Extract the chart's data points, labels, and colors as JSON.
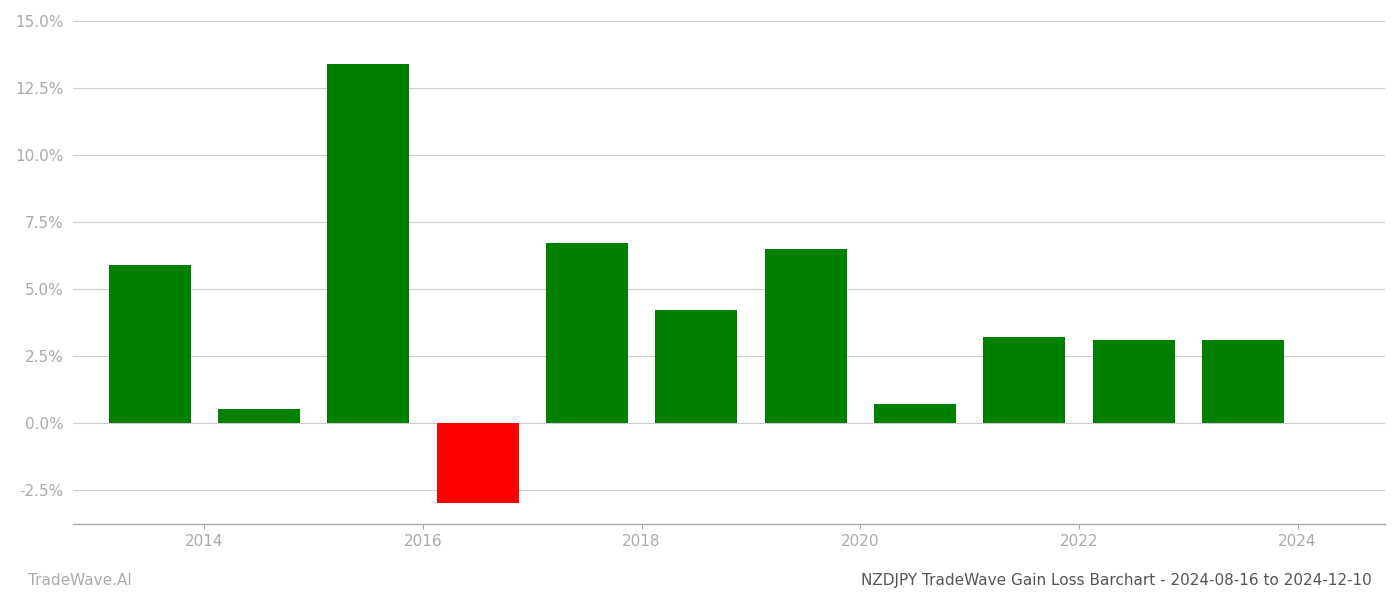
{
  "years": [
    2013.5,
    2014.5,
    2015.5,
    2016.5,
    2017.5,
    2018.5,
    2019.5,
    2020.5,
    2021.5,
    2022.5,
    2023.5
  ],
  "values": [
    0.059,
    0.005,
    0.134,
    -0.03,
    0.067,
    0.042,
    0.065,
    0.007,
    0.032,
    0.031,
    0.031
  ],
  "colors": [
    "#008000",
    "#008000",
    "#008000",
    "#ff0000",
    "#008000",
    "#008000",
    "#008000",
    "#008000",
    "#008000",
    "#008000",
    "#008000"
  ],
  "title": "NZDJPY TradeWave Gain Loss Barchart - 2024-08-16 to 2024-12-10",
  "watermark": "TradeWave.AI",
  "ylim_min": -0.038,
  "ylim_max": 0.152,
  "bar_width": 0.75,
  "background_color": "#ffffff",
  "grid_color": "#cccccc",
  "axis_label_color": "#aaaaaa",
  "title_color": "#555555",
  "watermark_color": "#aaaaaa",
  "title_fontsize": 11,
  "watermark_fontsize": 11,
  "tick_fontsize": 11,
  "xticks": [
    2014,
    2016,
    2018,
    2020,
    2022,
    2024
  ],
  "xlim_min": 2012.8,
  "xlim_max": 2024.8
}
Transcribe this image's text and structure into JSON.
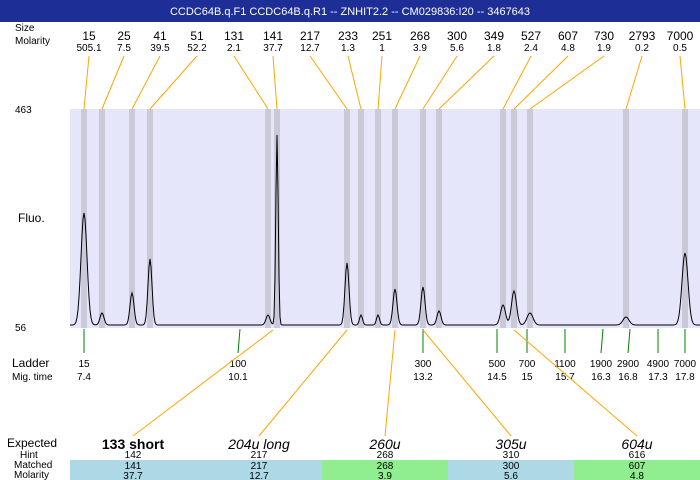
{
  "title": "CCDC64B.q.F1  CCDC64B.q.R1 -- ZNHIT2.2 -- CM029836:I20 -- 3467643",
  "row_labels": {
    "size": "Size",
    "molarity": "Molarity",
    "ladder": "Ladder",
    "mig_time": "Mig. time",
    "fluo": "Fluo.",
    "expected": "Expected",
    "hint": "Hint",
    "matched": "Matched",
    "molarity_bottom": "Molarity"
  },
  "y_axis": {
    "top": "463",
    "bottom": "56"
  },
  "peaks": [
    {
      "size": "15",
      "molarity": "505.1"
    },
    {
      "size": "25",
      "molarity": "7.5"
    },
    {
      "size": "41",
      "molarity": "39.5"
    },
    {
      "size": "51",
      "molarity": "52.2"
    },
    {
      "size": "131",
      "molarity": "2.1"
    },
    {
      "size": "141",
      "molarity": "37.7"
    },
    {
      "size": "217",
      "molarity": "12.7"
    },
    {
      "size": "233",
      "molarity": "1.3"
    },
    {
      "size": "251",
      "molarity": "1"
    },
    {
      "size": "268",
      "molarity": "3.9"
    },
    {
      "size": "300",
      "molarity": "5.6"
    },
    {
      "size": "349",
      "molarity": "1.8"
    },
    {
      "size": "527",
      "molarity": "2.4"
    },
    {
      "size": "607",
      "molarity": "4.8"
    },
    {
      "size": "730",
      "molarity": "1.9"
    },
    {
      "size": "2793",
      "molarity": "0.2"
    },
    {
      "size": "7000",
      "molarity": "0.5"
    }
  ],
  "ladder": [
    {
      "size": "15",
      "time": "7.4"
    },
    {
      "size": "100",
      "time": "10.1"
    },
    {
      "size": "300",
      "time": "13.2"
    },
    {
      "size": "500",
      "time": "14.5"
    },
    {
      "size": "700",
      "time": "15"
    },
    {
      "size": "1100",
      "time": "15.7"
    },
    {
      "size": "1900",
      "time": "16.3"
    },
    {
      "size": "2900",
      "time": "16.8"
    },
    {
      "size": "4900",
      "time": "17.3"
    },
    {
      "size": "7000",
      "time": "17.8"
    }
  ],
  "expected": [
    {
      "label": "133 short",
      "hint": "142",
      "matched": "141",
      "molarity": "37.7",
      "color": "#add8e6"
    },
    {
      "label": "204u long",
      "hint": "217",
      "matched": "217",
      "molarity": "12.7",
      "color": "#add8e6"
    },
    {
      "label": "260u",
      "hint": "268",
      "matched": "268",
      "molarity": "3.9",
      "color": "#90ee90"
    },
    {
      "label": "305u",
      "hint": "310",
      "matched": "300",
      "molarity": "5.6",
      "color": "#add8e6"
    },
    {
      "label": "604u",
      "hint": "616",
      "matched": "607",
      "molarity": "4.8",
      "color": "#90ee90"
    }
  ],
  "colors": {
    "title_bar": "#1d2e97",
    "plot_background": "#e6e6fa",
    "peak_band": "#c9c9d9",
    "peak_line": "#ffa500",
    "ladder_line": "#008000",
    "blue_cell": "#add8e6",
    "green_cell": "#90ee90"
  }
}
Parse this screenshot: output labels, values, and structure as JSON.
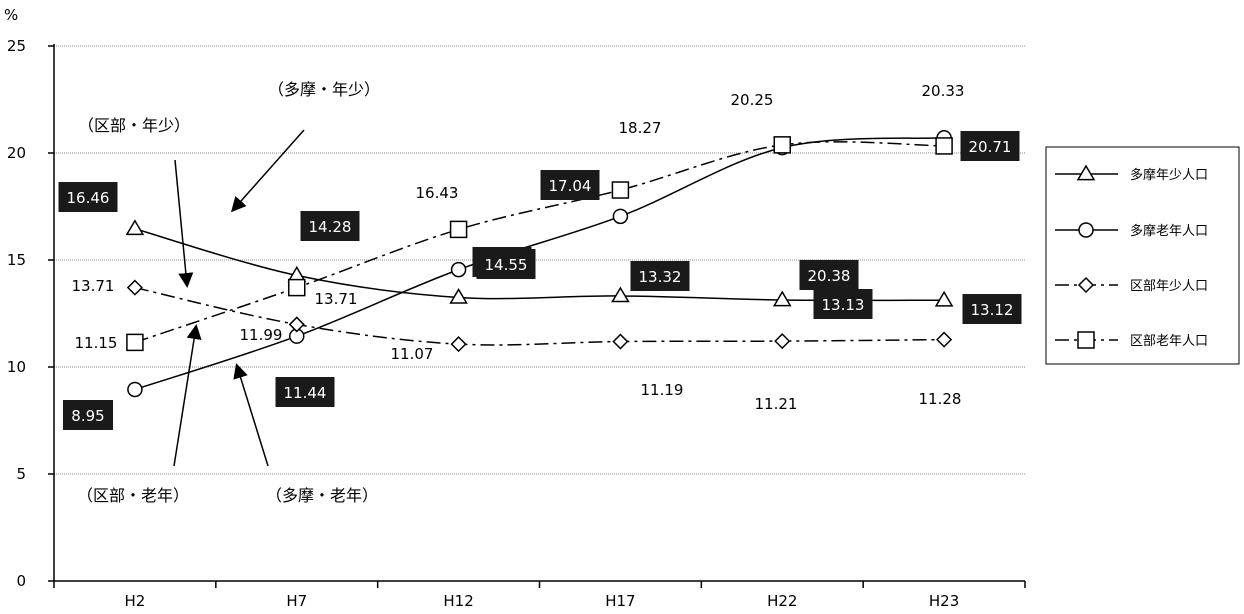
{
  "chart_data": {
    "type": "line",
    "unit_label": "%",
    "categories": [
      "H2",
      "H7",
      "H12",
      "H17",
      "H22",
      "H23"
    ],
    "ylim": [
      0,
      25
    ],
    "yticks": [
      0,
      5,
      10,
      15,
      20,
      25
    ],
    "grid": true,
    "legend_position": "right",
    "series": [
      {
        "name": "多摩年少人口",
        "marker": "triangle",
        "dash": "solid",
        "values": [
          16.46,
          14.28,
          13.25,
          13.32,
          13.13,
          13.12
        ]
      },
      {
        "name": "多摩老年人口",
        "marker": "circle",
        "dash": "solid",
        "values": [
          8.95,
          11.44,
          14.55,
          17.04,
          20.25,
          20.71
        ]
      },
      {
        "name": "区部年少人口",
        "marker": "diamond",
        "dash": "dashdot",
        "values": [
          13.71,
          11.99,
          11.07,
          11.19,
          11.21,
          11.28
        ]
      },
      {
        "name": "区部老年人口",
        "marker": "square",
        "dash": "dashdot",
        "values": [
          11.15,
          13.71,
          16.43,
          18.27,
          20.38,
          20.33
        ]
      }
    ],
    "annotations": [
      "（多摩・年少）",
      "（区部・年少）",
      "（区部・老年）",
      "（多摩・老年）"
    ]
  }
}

----------

__EXERCISE__:
Leave the images out, please, and restate each line word for word.

__TASK RESULT__:
Extract the chart's data points, labels, and colors as JSON.
{
  "years": [
    2013.5,
    2014.5,
    2015.5,
    2016.5,
    2017.5,
    2018.5,
    2019.5,
    2020.5,
    2021.5,
    2022.5,
    2023.5
  ],
  "values": [
    0.059,
    0.005,
    0.134,
    -0.03,
    0.067,
    0.042,
    0.065,
    0.007,
    0.032,
    0.031,
    0.031
  ],
  "colors": [
    "#008000",
    "#008000",
    "#008000",
    "#ff0000",
    "#008000",
    "#008000",
    "#008000",
    "#008000",
    "#008000",
    "#008000",
    "#008000"
  ],
  "title": "NZDJPY TradeWave Gain Loss Barchart - 2024-08-16 to 2024-12-10",
  "watermark": "TradeWave.AI",
  "ylim_min": -0.038,
  "ylim_max": 0.152,
  "bar_width": 0.75,
  "background_color": "#ffffff",
  "grid_color": "#cccccc",
  "axis_label_color": "#aaaaaa",
  "title_color": "#555555",
  "watermark_color": "#aaaaaa",
  "title_fontsize": 11,
  "watermark_fontsize": 11,
  "tick_fontsize": 11,
  "xticks": [
    2014,
    2016,
    2018,
    2020,
    2022,
    2024
  ],
  "xlim_min": 2012.8,
  "xlim_max": 2024.8
}
Transcribe this image's text and structure into JSON.
{
  "title": "CCDC64B.q.F1  CCDC64B.q.R1 -- ZNHIT2.2 -- CM029836:I20 -- 3467643",
  "row_labels": {
    "size": "Size",
    "molarity": "Molarity",
    "ladder": "Ladder",
    "mig_time": "Mig. time",
    "fluo": "Fluo.",
    "expected": "Expected",
    "hint": "Hint",
    "matched": "Matched",
    "molarity_bottom": "Molarity"
  },
  "y_axis": {
    "top": "463",
    "bottom": "56"
  },
  "peaks": [
    {
      "size": "15",
      "molarity": "505.1"
    },
    {
      "size": "25",
      "molarity": "7.5"
    },
    {
      "size": "41",
      "molarity": "39.5"
    },
    {
      "size": "51",
      "molarity": "52.2"
    },
    {
      "size": "131",
      "molarity": "2.1"
    },
    {
      "size": "141",
      "molarity": "37.7"
    },
    {
      "size": "217",
      "molarity": "12.7"
    },
    {
      "size": "233",
      "molarity": "1.3"
    },
    {
      "size": "251",
      "molarity": "1"
    },
    {
      "size": "268",
      "molarity": "3.9"
    },
    {
      "size": "300",
      "molarity": "5.6"
    },
    {
      "size": "349",
      "molarity": "1.8"
    },
    {
      "size": "527",
      "molarity": "2.4"
    },
    {
      "size": "607",
      "molarity": "4.8"
    },
    {
      "size": "730",
      "molarity": "1.9"
    },
    {
      "size": "2793",
      "molarity": "0.2"
    },
    {
      "size": "7000",
      "molarity": "0.5"
    }
  ],
  "ladder": [
    {
      "size": "15",
      "time": "7.4"
    },
    {
      "size": "100",
      "time": "10.1"
    },
    {
      "size": "300",
      "time": "13.2"
    },
    {
      "size": "500",
      "time": "14.5"
    },
    {
      "size": "700",
      "time": "15"
    },
    {
      "size": "1100",
      "time": "15.7"
    },
    {
      "size": "1900",
      "time": "16.3"
    },
    {
      "size": "2900",
      "time": "16.8"
    },
    {
      "size": "4900",
      "time": "17.3"
    },
    {
      "size": "7000",
      "time": "17.8"
    }
  ],
  "expected": [
    {
      "label": "133 short",
      "hint": "142",
      "matched": "141",
      "molarity": "37.7",
      "color": "#add8e6"
    },
    {
      "label": "204u long",
      "hint": "217",
      "matched": "217",
      "molarity": "12.7",
      "color": "#add8e6"
    },
    {
      "label": "260u",
      "hint": "268",
      "matched": "268",
      "molarity": "3.9",
      "color": "#90ee90"
    },
    {
      "label": "305u",
      "hint": "310",
      "matched": "300",
      "molarity": "5.6",
      "color": "#add8e6"
    },
    {
      "label": "604u",
      "hint": "616",
      "matched": "607",
      "molarity": "4.8",
      "color": "#90ee90"
    }
  ],
  "colors": {
    "title_bar": "#1d2e97",
    "plot_background": "#e6e6fa",
    "peak_band": "#c9c9d9",
    "peak_line": "#ffa500",
    "ladder_line": "#008000",
    "blue_cell": "#add8e6",
    "green_cell": "#90ee90"
  }
}
Parse this screenshot: output labels, values, and structure as JSON.
{
  "chart_data": {
    "type": "line",
    "unit_label": "%",
    "categories": [
      "H2",
      "H7",
      "H12",
      "H17",
      "H22",
      "H23"
    ],
    "ylim": [
      0,
      25
    ],
    "yticks": [
      0,
      5,
      10,
      15,
      20,
      25
    ],
    "grid": true,
    "legend_position": "right",
    "series": [
      {
        "name": "多摩年少人口",
        "marker": "triangle",
        "dash": "solid",
        "values": [
          16.46,
          14.28,
          13.25,
          13.32,
          13.13,
          13.12
        ]
      },
      {
        "name": "多摩老年人口",
        "marker": "circle",
        "dash": "solid",
        "values": [
          8.95,
          11.44,
          14.55,
          17.04,
          20.25,
          20.71
        ]
      },
      {
        "name": "区部年少人口",
        "marker": "diamond",
        "dash": "dashdot",
        "values": [
          13.71,
          11.99,
          11.07,
          11.19,
          11.21,
          11.28
        ]
      },
      {
        "name": "区部老年人口",
        "marker": "square",
        "dash": "dashdot",
        "values": [
          11.15,
          13.71,
          16.43,
          18.27,
          20.38,
          20.33
        ]
      }
    ],
    "annotations": [
      "（多摩・年少）",
      "（区部・年少）",
      "（区部・老年）",
      "（多摩・老年）"
    ]
  }
}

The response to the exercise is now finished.